● **EXERCISE DESCRIPTION**: Write out each line from the data below that includes the word "children".

● **PROVIDED DATA**:
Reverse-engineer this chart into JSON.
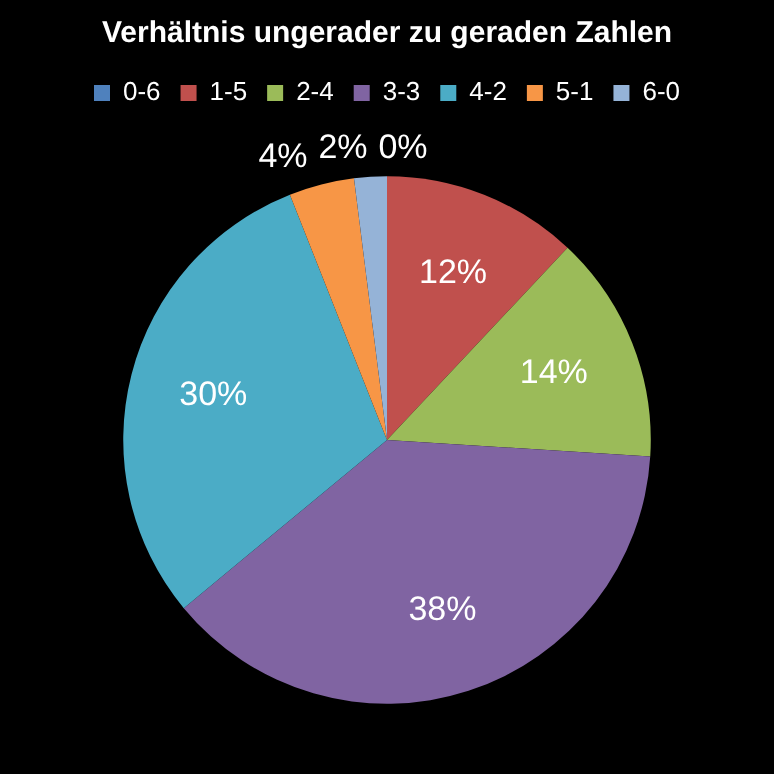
{
  "chart_data": {
    "type": "pie",
    "title": "Verhältnis ungerader zu geraden Zahlen",
    "categories": [
      "0-6",
      "1-5",
      "2-4",
      "3-3",
      "4-2",
      "5-1",
      "6-0"
    ],
    "values": [
      0,
      12,
      14,
      38,
      30,
      4,
      2
    ],
    "colors": [
      "#4f81bd",
      "#c0504d",
      "#9bbb59",
      "#8064a2",
      "#4bacc6",
      "#f79646",
      "#95b3d7"
    ],
    "value_labels": [
      "0%",
      "12%",
      "14%",
      "38%",
      "30%",
      "4%",
      "2%"
    ],
    "legend": "top"
  }
}
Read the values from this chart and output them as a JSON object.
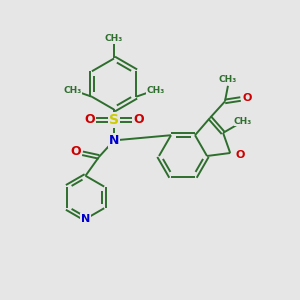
{
  "background_color": "#e6e6e6",
  "bond_color": "#2d6e2d",
  "N_color": "#0000cc",
  "O_color": "#cc0000",
  "S_color": "#cccc00",
  "bond_width": 1.4,
  "figsize": [
    3.0,
    3.0
  ],
  "dpi": 100,
  "xlim": [
    0,
    10
  ],
  "ylim": [
    0,
    10
  ]
}
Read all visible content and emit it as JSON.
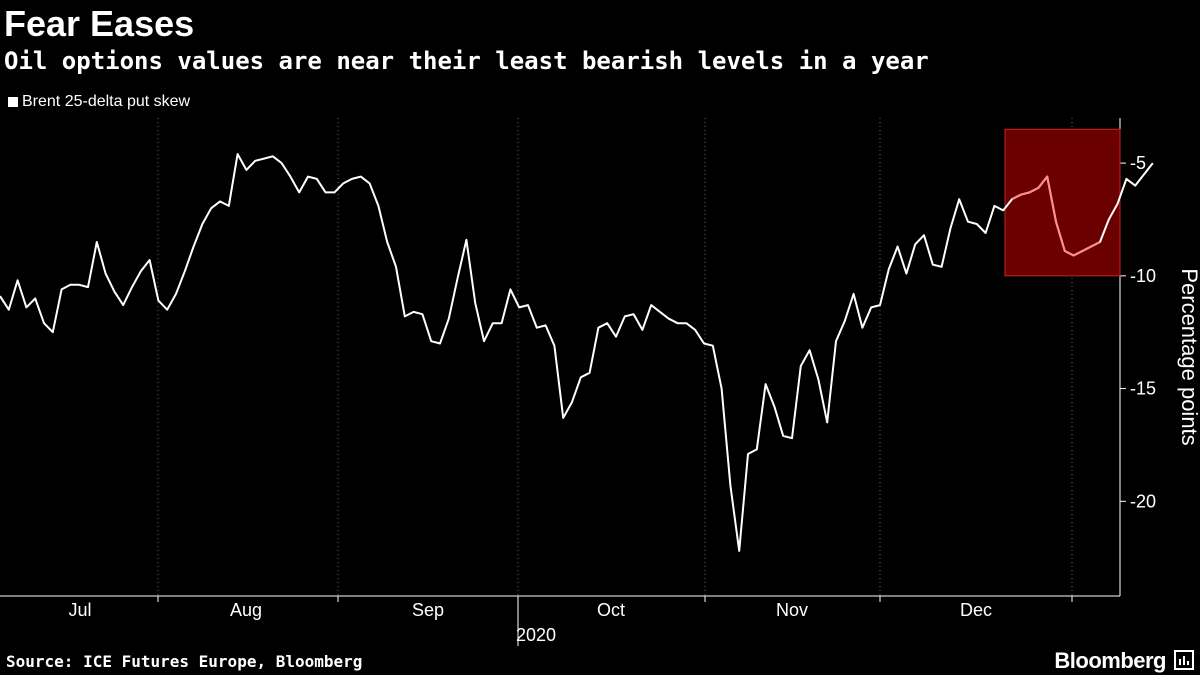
{
  "header": {
    "title": "Fear Eases",
    "subtitle": "Oil options values are near their least bearish levels in a year"
  },
  "footer": {
    "source": "Source: ICE Futures Europe, Bloomberg",
    "brand": "Bloomberg"
  },
  "colors": {
    "background": "#000000",
    "line": "#ffffff",
    "highlight_fill": "#6b0000",
    "highlight_border": "#cc2222",
    "highlight_line": "#ff8c8c",
    "grid": "#666666"
  },
  "chart_data": {
    "type": "line",
    "legend": [
      "Brent 25-delta put skew"
    ],
    "ylabel": "Percentage points",
    "xlabel": "",
    "year_label": "2020",
    "ylim": [
      -24.2,
      -3.0
    ],
    "yticks": [
      -5,
      -10,
      -15,
      -20
    ],
    "ytick_labels": [
      "-5",
      "-10",
      "-15",
      "-20"
    ],
    "month_labels": [
      "Jul",
      "Aug",
      "Sep",
      "Oct",
      "Nov",
      "Dec"
    ],
    "grid": "vertical dotted at month boundaries",
    "legend_position": "top-left",
    "highlight": {
      "from_index": 115,
      "to_index": 125,
      "ymin": -10,
      "ymax": -3.5
    },
    "series": [
      {
        "name": "Brent 25-delta put skew",
        "values": [
          -10.9,
          -11.5,
          -10.2,
          -11.4,
          -11.0,
          -12.1,
          -12.5,
          -10.6,
          -10.4,
          -10.4,
          -10.5,
          -8.5,
          -9.9,
          -10.7,
          -11.3,
          -10.5,
          -9.8,
          -9.3,
          -11.1,
          -11.5,
          -10.8,
          -9.8,
          -8.7,
          -7.7,
          -7.0,
          -6.7,
          -6.9,
          -4.6,
          -5.3,
          -4.9,
          -4.8,
          -4.7,
          -5.0,
          -5.6,
          -6.3,
          -5.6,
          -5.7,
          -6.3,
          -6.3,
          -5.9,
          -5.7,
          -5.6,
          -5.9,
          -6.9,
          -8.5,
          -9.6,
          -11.8,
          -11.6,
          -11.7,
          -12.9,
          -13.0,
          -11.9,
          -10.1,
          -8.4,
          -11.2,
          -12.9,
          -12.1,
          -12.1,
          -10.6,
          -11.4,
          -11.3,
          -12.3,
          -12.2,
          -13.1,
          -16.3,
          -15.6,
          -14.5,
          -14.3,
          -12.3,
          -12.1,
          -12.7,
          -11.8,
          -11.7,
          -12.4,
          -11.3,
          -11.6,
          -11.9,
          -12.1,
          -12.1,
          -12.4,
          -13.0,
          -13.1,
          -15.0,
          -19.3,
          -22.2,
          -17.9,
          -17.7,
          -14.8,
          -15.8,
          -17.1,
          -17.2,
          -14.0,
          -13.3,
          -14.6,
          -16.5,
          -12.9,
          -12.0,
          -10.8,
          -12.3,
          -11.4,
          -11.3,
          -9.7,
          -8.7,
          -9.9,
          -8.6,
          -8.2,
          -9.5,
          -9.6,
          -7.9,
          -6.6,
          -7.6,
          -7.7,
          -8.1,
          -6.9,
          -7.1,
          -6.6,
          -6.4,
          -6.3,
          -6.1,
          -5.6,
          -7.6,
          -8.9,
          -9.1,
          -8.9,
          -8.7,
          -8.5,
          -7.5,
          -6.8,
          -5.7,
          -6.0,
          -5.5,
          -5.0
        ]
      }
    ]
  }
}
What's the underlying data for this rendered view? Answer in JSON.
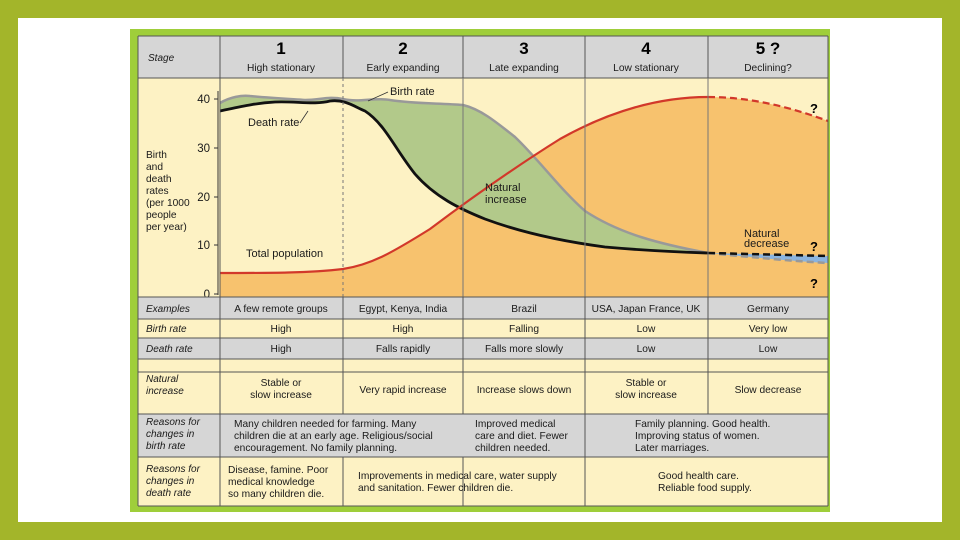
{
  "stage_label": "Stage",
  "stages": [
    {
      "num": "1",
      "name": "High stationary"
    },
    {
      "num": "2",
      "name": "Early expanding"
    },
    {
      "num": "3",
      "name": "Late expanding"
    },
    {
      "num": "4",
      "name": "Low stationary"
    },
    {
      "num": "5 ?",
      "name": "Declining?"
    }
  ],
  "y_axis": {
    "label_lines": [
      "Birth",
      "and",
      "death",
      "rates",
      "(per 1000",
      "people",
      "per year)"
    ],
    "ticks": [
      "40",
      "30",
      "20",
      "10",
      "0"
    ]
  },
  "annotations": {
    "birth_rate": "Birth rate",
    "death_rate": "Death rate",
    "natural_increase": [
      "Natural",
      "increase"
    ],
    "natural_decrease": [
      "Natural",
      "decrease"
    ],
    "total_population": "Total population",
    "question": "?"
  },
  "table": {
    "examples": {
      "label": "Examples",
      "cells": [
        "A few remote groups",
        "Egypt, Kenya, India",
        "Brazil",
        "USA, Japan France, UK",
        "Germany"
      ]
    },
    "birth_rate": {
      "label": "Birth rate",
      "cells": [
        "High",
        "High",
        "Falling",
        "Low",
        "Very low"
      ]
    },
    "death_rate": {
      "label": "Death rate",
      "cells": [
        "High",
        "Falls rapidly",
        "Falls more slowly",
        "Low",
        "Low"
      ]
    },
    "natural_increase": {
      "label": [
        "Natural",
        "increase"
      ],
      "cells": [
        [
          "Stable or",
          "slow increase"
        ],
        [
          "Very rapid increase"
        ],
        [
          "Increase slows down"
        ],
        [
          "Stable or",
          "slow increase"
        ],
        [
          "Slow decrease"
        ]
      ]
    },
    "reasons_birth": {
      "label": [
        "Reasons for",
        "changes in",
        "birth rate"
      ],
      "cells": [
        [
          "Many children needed for farming. Many",
          "children die at an early age. Religious/social",
          "encouragement. No family planning."
        ],
        [
          "Improved medical",
          "care and diet. Fewer",
          "children needed."
        ],
        [
          "Family planning. Good health.",
          "Improving status of women.",
          "Later marriages."
        ]
      ]
    },
    "reasons_death": {
      "label": [
        "Reasons for",
        "changes in",
        "death rate"
      ],
      "cells": [
        [
          "Disease, famine. Poor",
          "medical knowledge",
          "so many children die."
        ],
        [
          "Improvements in medical care, water supply",
          "and sanitation. Fewer children die."
        ],
        [
          "Good health care.",
          "Reliable food supply."
        ]
      ]
    }
  },
  "colors": {
    "frame_green": "#a3b52a",
    "panel_green": "#9fce3a",
    "cream": "#fdf2c4",
    "grey_header": "#d6d6d6",
    "population_fill": "#f7c26e",
    "natural_increase_fill": "#b2c98a",
    "natural_decrease_fill": "#8ab4e0",
    "birth_line": "#999999",
    "death_line": "#111111",
    "population_line": "#d2382a"
  }
}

● **THE RESULT**:
          "Many children needed for farming. Many",
          "children die at an early age. Religious/social",
          "children needed."
          "so many children die."
          "and sanitation. Fewer children die."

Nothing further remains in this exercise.